● **YOUR GOAL**
Pick out each line with the word "затрат" from the material that follows.

Saved entries:
- - - - -
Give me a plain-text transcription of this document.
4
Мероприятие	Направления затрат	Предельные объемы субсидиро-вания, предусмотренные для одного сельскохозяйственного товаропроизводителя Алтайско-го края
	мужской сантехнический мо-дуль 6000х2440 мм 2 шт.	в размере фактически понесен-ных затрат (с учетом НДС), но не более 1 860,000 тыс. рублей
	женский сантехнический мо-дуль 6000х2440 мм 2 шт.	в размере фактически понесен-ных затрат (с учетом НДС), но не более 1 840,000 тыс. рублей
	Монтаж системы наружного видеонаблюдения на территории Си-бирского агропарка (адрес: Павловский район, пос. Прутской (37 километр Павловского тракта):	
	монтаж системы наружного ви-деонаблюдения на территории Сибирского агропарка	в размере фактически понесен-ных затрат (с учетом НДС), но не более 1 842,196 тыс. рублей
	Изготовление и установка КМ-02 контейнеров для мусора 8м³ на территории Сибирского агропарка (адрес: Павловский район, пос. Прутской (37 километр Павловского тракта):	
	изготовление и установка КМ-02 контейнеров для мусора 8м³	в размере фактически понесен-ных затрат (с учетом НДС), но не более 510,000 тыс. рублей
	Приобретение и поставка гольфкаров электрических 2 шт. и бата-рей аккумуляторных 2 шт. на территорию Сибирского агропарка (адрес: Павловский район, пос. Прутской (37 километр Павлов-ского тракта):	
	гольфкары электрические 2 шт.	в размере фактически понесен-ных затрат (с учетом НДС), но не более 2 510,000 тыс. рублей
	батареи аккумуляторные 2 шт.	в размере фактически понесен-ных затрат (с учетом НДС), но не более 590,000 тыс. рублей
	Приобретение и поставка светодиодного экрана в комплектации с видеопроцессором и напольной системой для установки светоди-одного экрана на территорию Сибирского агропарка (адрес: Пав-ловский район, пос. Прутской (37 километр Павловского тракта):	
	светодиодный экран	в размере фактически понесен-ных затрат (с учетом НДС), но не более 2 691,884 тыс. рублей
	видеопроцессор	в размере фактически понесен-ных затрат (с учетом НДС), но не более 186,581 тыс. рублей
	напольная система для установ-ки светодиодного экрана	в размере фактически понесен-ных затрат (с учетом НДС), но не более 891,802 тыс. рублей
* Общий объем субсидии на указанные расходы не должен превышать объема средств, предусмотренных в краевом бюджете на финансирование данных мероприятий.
- - - - -
● **EXERCISE RESULT**
Мероприятие	Направления затрат	Предельные объемы субсидиро-вания, предусмотренные для одного сельскохозяйственного товаропроизводителя Алтайско-го края
	мужской сантехнический мо-дуль 6000х2440 мм 2 шт.	в размере фактически понесен-ных затрат (с учетом НДС), но не более 1 860,000 тыс. рублей
	женский сантехнический мо-дуль 6000х2440 мм 2 шт.	в размере фактически понесен-ных затрат (с учетом НДС), но не более 1 840,000 тыс. рублей
	монтаж системы наружного ви-деонаблюдения на территории Сибирского агропарка	в размере фактически понесен-ных затрат (с учетом НДС), но не более 1 842,196 тыс. рублей
	изготовление и установка КМ-02 контейнеров для мусора 8м³	в размере фактически понесен-ных затрат (с учетом НДС), но не более 510,000 тыс. рублей
	гольфкары электрические 2 шт.	в размере фактически понесен-ных затрат (с учетом НДС), но не более 2 510,000 тыс. рублей
	батареи аккумуляторные 2 шт.	в размере фактически понесен-ных затрат (с учетом НДС), но не более 590,000 тыс. рублей
	светодиодный экран	в размере фактически понесен-ных затрат (с учетом НДС), но не более 2 691,884 тыс. рублей
	видеопроцессор	в размере фактически понесен-ных затрат (с учетом НДС), но не более 186,581 тыс. рублей
	напольная система для установ-ки светодиодного экрана	в размере фактически понесен-ных затрат (с учетом НДС), но не более 891,802 тыс. рублей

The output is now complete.